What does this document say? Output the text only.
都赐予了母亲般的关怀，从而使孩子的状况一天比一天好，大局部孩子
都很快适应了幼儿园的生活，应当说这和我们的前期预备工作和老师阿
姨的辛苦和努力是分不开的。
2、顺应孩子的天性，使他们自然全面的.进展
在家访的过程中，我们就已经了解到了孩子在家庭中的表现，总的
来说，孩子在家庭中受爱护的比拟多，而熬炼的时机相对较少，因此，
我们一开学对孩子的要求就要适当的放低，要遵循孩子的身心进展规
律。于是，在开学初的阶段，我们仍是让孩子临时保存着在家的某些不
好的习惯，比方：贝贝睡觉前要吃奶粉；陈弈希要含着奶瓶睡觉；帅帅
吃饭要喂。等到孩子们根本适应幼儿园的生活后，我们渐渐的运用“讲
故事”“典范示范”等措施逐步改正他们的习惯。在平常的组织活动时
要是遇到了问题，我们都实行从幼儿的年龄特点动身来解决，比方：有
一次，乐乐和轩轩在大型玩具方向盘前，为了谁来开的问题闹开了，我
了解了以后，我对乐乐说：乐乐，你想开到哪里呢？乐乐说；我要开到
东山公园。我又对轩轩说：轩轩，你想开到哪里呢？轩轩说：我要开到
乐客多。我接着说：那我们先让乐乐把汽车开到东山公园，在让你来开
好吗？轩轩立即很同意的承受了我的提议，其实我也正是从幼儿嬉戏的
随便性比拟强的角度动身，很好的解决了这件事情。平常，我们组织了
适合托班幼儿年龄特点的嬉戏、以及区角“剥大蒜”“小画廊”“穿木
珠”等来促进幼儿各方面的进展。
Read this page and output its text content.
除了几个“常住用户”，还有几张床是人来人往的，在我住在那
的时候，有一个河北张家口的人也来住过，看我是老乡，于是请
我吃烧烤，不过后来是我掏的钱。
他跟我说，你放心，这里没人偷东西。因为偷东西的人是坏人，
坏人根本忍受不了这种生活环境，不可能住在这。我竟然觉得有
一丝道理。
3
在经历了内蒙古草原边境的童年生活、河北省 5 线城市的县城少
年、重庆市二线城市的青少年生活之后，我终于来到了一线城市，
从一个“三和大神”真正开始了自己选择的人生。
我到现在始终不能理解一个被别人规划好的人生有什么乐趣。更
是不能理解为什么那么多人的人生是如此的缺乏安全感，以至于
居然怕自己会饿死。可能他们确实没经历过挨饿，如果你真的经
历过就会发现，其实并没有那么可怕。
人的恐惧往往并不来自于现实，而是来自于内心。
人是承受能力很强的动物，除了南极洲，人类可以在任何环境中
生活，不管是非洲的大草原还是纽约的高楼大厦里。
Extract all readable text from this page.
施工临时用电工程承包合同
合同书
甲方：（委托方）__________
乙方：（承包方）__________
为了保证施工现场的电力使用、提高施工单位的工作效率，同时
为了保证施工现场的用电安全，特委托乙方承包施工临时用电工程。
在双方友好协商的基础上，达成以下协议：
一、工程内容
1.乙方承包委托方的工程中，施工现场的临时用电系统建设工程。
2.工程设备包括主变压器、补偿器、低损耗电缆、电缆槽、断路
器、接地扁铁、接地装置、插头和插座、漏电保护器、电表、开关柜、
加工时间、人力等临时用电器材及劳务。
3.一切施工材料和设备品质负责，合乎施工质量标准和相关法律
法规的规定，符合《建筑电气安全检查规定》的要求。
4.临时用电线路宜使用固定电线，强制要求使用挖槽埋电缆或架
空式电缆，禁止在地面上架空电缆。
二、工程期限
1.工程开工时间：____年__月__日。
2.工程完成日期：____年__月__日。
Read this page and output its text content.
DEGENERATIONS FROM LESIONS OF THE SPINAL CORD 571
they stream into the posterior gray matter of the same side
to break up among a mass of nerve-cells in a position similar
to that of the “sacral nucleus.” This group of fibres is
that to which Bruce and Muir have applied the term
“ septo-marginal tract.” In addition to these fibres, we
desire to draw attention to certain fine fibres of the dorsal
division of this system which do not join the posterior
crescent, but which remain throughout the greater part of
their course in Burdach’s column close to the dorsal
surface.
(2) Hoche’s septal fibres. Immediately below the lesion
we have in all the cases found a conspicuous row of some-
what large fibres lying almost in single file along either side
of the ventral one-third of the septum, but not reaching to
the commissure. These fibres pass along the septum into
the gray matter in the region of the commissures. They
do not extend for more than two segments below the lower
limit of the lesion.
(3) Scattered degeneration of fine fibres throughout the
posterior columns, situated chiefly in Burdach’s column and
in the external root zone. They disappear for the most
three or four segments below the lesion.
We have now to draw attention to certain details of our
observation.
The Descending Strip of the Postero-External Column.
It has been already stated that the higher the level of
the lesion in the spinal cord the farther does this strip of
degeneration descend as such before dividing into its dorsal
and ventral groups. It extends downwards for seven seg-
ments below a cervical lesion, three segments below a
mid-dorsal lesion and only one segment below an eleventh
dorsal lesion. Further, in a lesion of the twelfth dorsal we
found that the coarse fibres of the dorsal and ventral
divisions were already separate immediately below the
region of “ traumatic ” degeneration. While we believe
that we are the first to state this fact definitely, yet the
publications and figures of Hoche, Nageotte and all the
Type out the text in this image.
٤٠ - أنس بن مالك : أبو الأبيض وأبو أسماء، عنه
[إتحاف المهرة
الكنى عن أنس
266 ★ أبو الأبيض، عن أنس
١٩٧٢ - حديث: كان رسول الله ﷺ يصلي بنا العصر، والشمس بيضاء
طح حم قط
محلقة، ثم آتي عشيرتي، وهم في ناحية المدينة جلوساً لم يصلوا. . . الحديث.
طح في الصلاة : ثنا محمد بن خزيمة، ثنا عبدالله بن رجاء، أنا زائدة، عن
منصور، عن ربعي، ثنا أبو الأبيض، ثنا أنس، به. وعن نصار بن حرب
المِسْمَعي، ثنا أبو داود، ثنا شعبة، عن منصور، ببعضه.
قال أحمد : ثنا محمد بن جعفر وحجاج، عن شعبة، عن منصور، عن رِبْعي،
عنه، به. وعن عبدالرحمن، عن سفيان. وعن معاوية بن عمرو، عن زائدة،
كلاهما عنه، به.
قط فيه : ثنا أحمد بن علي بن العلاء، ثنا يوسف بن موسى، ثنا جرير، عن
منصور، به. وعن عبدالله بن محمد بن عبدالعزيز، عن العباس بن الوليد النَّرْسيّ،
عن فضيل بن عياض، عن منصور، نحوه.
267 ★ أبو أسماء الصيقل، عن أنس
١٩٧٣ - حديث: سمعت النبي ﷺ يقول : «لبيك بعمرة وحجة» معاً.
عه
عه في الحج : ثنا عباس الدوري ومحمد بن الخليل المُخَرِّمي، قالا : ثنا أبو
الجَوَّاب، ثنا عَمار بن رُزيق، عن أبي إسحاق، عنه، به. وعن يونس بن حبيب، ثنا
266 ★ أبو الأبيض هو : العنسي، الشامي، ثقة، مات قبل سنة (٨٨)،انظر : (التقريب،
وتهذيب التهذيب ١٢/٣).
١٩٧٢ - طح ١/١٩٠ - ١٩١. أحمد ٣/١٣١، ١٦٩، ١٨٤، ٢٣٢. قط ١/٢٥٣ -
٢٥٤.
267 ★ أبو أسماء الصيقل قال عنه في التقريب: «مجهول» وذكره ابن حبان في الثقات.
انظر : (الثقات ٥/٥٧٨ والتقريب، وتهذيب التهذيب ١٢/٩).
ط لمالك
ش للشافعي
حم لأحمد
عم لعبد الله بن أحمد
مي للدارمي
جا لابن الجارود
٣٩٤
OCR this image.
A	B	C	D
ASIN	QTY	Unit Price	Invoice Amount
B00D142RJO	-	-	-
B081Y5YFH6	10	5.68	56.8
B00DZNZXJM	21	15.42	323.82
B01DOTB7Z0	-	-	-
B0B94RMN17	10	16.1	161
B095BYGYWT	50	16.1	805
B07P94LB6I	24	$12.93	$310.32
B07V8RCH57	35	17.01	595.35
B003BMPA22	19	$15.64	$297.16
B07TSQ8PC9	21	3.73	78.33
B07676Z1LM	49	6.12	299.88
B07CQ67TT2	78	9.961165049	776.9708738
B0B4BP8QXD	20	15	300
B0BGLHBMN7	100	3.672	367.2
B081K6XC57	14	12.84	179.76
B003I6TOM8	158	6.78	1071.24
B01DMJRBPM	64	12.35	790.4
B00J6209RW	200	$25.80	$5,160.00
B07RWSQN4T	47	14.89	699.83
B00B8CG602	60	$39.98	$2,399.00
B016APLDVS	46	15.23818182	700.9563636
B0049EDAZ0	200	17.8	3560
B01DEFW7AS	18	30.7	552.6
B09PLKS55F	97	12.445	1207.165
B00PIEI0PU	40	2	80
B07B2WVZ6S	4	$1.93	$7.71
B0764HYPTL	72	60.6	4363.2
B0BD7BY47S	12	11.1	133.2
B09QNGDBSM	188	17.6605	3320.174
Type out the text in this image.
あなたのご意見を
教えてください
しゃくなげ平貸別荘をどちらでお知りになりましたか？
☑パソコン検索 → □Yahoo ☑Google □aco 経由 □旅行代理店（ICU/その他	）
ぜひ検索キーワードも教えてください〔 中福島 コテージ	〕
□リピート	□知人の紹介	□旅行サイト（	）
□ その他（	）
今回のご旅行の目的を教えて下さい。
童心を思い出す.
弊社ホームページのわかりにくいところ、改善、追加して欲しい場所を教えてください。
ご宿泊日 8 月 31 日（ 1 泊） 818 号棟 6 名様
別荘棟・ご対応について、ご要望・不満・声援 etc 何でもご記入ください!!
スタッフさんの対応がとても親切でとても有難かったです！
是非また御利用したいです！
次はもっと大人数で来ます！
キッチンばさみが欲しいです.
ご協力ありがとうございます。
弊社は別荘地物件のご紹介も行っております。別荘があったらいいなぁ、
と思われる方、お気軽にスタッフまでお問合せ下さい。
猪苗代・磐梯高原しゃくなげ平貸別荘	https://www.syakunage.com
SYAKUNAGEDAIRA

■ What you have to do ■
Return each line where "الثقات" shows up.

■ Problem solution ■
267 ★ أبو أسماء الصيقل قال عنه في التقريب: «مجهول» وذكره ابن حبان في الثقات.
انظر : (الثقات ٥/٥٧٨ والتقريب، وتهذيب التهذيب ١٢/٩).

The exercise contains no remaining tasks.